* **What you need to do**:
Check each line of the records below and collect those holding "arestas".

* **Data for the task**:
────
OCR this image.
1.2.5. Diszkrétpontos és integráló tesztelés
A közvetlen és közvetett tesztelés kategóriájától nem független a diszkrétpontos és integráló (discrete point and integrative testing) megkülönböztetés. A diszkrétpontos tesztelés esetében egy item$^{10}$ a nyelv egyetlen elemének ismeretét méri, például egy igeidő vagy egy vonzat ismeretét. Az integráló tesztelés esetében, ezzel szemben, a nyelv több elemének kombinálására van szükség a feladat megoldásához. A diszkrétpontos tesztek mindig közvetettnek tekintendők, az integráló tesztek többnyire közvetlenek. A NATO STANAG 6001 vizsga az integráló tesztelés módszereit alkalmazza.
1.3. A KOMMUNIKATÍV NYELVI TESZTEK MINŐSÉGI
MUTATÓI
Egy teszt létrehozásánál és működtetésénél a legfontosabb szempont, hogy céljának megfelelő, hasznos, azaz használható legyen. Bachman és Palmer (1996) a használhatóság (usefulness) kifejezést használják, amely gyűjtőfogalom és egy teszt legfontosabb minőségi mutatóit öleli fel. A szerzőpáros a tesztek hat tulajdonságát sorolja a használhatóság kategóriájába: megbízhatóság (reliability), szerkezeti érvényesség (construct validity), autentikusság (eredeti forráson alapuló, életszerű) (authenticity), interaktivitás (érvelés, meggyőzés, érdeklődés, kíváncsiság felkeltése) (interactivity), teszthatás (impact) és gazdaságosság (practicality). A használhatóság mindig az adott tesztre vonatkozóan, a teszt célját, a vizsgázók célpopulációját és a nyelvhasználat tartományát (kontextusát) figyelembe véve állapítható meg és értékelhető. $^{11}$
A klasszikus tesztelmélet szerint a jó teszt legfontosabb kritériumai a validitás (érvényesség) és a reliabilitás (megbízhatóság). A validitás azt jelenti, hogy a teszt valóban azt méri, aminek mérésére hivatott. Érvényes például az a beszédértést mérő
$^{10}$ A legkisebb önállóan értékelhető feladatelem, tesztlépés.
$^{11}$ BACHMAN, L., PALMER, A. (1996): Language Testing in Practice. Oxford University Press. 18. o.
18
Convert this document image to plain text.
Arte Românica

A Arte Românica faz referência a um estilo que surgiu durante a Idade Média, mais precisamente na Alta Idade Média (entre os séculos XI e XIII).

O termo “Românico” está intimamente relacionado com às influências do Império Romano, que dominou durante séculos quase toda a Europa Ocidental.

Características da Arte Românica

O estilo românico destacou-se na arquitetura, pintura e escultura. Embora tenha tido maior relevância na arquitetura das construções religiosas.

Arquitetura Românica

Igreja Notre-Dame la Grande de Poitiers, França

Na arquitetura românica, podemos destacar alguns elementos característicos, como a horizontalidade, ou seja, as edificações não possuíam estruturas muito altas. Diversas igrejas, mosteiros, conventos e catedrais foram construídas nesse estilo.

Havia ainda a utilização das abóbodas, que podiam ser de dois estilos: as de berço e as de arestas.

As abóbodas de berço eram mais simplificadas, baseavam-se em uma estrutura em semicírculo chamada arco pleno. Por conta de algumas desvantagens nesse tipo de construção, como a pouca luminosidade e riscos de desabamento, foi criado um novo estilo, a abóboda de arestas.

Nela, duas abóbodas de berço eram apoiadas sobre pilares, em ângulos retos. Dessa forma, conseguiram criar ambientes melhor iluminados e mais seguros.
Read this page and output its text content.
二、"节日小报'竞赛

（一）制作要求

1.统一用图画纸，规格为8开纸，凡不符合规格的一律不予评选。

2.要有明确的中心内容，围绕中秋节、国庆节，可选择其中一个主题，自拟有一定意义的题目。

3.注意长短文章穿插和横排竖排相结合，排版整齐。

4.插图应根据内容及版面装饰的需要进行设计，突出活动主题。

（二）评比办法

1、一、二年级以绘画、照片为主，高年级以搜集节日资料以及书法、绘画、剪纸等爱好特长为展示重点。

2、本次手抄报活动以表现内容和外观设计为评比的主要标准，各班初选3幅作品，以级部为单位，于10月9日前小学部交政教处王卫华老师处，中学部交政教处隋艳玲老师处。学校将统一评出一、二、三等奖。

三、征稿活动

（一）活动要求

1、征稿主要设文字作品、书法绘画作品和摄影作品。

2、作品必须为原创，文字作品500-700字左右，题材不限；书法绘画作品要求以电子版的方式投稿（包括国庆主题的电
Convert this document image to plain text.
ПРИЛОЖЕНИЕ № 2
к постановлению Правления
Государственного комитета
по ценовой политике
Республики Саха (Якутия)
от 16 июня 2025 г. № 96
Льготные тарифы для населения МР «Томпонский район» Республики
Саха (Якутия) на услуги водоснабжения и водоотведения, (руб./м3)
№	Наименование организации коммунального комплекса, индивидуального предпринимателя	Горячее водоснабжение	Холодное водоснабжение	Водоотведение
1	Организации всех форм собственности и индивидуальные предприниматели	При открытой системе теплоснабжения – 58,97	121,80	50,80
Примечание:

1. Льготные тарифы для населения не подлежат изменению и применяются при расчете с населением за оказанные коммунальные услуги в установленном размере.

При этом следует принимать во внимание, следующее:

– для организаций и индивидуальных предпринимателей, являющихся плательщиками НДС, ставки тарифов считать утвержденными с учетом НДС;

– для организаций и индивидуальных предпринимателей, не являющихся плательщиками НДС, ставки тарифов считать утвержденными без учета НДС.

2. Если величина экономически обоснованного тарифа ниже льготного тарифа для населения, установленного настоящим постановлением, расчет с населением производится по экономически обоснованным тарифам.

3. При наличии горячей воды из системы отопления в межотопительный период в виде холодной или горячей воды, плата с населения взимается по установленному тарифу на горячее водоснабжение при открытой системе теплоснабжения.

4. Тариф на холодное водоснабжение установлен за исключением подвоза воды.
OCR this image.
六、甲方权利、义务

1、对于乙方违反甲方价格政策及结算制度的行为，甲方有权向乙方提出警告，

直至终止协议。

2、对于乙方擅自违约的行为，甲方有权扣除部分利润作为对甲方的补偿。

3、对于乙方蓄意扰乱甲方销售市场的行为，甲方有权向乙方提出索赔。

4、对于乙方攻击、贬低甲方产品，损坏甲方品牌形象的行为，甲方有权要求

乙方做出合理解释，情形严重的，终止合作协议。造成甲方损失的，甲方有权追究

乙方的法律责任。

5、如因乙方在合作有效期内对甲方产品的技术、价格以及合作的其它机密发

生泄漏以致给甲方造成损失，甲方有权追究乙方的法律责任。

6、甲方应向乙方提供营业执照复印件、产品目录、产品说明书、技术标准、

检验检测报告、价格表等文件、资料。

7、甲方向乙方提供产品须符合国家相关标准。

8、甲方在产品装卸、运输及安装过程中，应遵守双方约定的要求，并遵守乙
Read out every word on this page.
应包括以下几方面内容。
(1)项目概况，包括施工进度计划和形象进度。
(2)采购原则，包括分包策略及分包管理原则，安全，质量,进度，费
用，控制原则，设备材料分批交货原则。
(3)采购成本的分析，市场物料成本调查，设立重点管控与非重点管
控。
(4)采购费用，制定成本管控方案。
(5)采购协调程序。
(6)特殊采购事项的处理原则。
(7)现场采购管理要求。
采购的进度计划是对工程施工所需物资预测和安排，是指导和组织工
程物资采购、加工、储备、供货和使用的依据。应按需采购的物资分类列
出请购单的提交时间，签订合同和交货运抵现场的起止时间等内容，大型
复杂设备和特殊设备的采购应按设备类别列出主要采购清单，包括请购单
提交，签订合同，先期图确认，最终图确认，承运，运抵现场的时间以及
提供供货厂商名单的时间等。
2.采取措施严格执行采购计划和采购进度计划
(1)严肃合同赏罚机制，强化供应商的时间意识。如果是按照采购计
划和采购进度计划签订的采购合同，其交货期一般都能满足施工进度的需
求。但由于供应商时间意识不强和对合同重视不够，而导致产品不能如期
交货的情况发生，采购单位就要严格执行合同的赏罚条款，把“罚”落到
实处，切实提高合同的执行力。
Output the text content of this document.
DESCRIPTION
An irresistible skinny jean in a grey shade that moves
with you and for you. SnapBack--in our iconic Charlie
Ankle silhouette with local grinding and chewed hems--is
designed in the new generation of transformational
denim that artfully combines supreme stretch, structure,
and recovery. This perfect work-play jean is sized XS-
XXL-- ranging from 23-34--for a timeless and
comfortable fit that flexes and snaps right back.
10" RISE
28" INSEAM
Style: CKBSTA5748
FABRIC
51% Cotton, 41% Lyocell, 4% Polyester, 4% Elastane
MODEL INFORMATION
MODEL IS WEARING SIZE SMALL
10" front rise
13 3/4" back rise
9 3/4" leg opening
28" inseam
────
* **Solution to this problem**:
Havia ainda a utilização das abóbodas, que podiam ser de dois estilos: as de berço e as de arestas.
As abóbodas de berço eram mais simplificadas, baseavam-se em uma estrutura em semicírculo chamada arco pleno. Por conta de algumas desvantagens nesse tipo de construção, como a pouca luminosidade e riscos de desabamento, foi criado um novo estilo, a abóboda de arestas.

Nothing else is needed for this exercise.